:: TASK DIRECTIONS ::
Please continue the first-person account of weight, depression, and lost appetite from its last sentence.

:: EXTRACT PROVIDED ::

=====

If he was going to believe a food diary, he'd believe the detailed

reports I give him of what I eat on a daily basis. He looked at my

194 lbs. and assumed I wasn't telling him everything I eat.

What's happened that has changed things somewhat is that I developed

another major depressive episode about three months ago that seemed

to come out of nowhere, and I lost my appetite entirely. This is not

an exaggeration. I stopped eating altogether for two weeks, whether

anyone believes me or not. I managed to get out of the house and get

some saltines to eat with my Glucophage (2000mg/day for insulin

resistance), but didn't manage to eat more than a couple, and didn't

manage to take my full dosage of Glucophage for those two weeks.

=====

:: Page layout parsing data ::
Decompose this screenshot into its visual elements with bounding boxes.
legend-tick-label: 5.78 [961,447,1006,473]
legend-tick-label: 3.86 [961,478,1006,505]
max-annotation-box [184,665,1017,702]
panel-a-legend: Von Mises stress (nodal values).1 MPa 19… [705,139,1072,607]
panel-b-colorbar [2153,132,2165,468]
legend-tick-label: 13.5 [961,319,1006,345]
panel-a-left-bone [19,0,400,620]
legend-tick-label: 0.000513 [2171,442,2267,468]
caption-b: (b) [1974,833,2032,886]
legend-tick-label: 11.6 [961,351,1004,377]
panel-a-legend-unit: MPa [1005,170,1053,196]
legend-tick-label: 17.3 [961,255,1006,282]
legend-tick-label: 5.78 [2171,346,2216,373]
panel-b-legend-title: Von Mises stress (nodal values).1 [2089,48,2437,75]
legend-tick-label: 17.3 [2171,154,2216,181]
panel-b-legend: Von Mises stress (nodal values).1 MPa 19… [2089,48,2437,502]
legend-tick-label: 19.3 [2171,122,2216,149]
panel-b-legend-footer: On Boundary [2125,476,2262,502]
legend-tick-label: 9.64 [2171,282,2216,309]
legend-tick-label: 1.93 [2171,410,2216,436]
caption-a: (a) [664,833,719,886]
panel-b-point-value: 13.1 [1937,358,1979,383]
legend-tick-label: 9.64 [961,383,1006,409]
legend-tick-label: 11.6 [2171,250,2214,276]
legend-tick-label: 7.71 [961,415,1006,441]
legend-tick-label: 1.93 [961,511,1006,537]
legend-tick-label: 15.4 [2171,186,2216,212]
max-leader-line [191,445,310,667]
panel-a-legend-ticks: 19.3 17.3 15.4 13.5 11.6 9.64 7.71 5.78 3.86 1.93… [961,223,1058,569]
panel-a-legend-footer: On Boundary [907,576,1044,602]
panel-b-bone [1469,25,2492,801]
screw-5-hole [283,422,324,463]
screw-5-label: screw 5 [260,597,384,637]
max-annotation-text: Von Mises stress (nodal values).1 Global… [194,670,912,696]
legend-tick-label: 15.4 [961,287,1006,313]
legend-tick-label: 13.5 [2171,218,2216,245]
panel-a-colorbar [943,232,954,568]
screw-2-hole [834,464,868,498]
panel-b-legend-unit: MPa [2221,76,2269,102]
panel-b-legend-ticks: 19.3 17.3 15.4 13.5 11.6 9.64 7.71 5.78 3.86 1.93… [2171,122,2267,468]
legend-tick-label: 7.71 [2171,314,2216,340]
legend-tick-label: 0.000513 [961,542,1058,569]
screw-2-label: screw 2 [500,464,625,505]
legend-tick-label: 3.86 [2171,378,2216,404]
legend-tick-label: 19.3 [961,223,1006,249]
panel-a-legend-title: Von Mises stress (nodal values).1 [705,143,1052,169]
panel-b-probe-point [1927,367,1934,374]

=====

:: EXERCISE ANSWER ::
After that I started being able to eat a few crackers a day, and then

later worked in some fruit, and slowly over time I've come back to

something approaching a normal appetite, but it's still less than

1000 calories a day, and while I have lost about 10 lbs over the last

three months, that's still not normal. The " starvation mode " doesn't

explain it either, because normal caloric intake for me is around

1200 calories a day, at which I slowly gain weight--if I increase

calories to even just 1400, I rapidly gain weight (all this

regardless of how much Armour I'm taking). That's a metabolism that's

broken.

The depression was so severe that I again pursued an anti-depressant.

Two years ago, before I started Armour, a psychiatrist prescribed

Effexor for me and I went really nutso on it. It was very bad, almost

hallucinatory. Two nights in a row the only solution seemed to be to

drive my car into a tree. I'm lucky I survived it. This time another

psychiatrist prescribed Lexapro. I had horrible diarrhea that put me

in bed for a week, and I ended up stopping it after only two weeks.

The psychiatrist said this time that my severe loss of appetite with

no weight loss along with my nebulous thyroid disorder along with my

recurrent major depressive history probably did call for T3

treatment, but he wsn't going to do it. I'd have to see an

endocrinologist.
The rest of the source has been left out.